#### [THE EXERCISE]
Work through the following lines and count those that hold the word "hans". Reply with that number only.

#### [RECORDS FOR THIS TASK]
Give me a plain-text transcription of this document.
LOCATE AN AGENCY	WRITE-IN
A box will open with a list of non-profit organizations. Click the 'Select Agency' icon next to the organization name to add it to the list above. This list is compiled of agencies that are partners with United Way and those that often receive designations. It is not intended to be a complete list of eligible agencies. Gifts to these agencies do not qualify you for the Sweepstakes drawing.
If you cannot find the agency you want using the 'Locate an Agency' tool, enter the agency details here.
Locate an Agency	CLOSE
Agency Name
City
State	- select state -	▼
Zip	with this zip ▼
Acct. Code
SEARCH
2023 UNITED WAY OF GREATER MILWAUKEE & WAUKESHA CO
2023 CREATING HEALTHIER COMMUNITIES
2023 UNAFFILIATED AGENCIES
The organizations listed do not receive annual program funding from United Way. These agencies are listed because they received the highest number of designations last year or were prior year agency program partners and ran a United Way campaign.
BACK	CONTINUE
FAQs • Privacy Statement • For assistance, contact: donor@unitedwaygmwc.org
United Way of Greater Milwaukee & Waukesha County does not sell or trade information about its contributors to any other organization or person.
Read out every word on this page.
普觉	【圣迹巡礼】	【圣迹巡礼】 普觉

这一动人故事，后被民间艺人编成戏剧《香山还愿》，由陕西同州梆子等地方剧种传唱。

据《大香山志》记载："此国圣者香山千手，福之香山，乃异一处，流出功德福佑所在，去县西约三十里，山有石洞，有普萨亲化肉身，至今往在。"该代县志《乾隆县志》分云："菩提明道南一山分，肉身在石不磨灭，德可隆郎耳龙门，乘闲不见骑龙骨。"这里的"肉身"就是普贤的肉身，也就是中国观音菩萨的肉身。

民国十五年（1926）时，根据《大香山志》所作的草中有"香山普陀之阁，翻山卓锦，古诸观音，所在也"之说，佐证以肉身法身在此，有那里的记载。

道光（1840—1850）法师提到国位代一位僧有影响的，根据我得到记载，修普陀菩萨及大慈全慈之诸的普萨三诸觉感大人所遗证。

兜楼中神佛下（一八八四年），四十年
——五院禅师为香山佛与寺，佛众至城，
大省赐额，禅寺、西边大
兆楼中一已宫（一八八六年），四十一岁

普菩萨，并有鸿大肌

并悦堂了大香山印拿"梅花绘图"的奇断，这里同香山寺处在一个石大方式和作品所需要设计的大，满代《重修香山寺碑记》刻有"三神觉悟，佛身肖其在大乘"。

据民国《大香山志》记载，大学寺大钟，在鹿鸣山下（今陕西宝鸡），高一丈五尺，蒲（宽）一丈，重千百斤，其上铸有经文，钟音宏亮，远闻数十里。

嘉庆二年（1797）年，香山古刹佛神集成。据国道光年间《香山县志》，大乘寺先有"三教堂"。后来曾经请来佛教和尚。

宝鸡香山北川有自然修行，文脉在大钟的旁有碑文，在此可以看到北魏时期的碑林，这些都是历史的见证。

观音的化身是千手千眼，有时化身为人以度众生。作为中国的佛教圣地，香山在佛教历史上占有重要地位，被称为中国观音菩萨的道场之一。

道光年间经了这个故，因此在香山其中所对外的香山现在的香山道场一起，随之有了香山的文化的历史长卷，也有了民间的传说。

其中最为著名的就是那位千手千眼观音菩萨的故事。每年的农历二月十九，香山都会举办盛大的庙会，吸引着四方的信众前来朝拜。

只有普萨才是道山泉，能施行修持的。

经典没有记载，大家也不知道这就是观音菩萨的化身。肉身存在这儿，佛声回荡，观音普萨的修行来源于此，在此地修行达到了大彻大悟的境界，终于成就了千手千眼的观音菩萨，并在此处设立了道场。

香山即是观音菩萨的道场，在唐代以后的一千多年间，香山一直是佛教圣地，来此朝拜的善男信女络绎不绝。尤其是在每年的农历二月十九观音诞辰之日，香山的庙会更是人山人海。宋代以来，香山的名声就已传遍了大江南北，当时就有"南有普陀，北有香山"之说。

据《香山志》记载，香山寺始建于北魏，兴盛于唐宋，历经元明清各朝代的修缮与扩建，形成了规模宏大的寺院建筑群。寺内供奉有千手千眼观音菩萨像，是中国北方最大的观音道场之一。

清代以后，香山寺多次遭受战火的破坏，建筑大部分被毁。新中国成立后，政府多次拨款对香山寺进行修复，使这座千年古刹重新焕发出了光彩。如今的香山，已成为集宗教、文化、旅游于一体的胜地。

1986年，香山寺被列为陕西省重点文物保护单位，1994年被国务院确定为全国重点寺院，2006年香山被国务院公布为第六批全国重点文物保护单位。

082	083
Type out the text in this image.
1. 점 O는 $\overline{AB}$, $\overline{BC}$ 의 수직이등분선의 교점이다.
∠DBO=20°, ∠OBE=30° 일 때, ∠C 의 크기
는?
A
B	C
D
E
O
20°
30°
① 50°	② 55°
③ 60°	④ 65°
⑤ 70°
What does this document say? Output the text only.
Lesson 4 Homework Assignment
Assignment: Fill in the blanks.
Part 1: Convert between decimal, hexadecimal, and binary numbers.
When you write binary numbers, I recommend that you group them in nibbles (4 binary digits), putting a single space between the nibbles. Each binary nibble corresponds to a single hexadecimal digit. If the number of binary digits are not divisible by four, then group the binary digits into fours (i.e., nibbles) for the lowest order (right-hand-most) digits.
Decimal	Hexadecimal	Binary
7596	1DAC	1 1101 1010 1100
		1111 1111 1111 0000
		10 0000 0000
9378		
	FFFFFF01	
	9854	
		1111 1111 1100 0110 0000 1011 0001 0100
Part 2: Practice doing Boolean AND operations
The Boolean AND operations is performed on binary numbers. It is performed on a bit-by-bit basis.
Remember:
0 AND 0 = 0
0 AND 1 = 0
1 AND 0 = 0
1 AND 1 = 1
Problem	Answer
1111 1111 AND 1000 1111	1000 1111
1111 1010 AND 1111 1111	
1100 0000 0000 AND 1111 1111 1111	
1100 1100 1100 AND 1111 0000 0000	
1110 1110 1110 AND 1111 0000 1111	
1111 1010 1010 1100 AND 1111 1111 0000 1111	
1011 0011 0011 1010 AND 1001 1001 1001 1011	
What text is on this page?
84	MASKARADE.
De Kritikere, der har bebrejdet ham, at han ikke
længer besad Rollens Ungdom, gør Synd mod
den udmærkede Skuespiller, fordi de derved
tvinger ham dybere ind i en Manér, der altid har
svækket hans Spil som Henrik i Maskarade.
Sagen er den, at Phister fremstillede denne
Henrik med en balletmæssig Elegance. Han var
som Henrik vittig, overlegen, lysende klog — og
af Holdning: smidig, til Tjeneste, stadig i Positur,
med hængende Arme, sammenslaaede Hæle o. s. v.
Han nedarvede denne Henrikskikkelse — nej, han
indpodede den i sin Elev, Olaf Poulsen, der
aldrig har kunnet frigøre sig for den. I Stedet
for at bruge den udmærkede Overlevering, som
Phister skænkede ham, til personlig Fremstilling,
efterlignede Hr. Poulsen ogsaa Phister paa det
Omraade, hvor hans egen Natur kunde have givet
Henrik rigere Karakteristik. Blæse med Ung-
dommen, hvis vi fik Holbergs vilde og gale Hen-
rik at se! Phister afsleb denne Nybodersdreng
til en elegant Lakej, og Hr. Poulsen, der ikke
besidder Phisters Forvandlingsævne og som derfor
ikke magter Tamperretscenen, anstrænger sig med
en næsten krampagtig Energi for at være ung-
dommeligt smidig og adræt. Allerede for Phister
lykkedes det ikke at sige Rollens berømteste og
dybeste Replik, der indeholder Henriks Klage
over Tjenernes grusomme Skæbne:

#### [RIGHT ANSWER]
2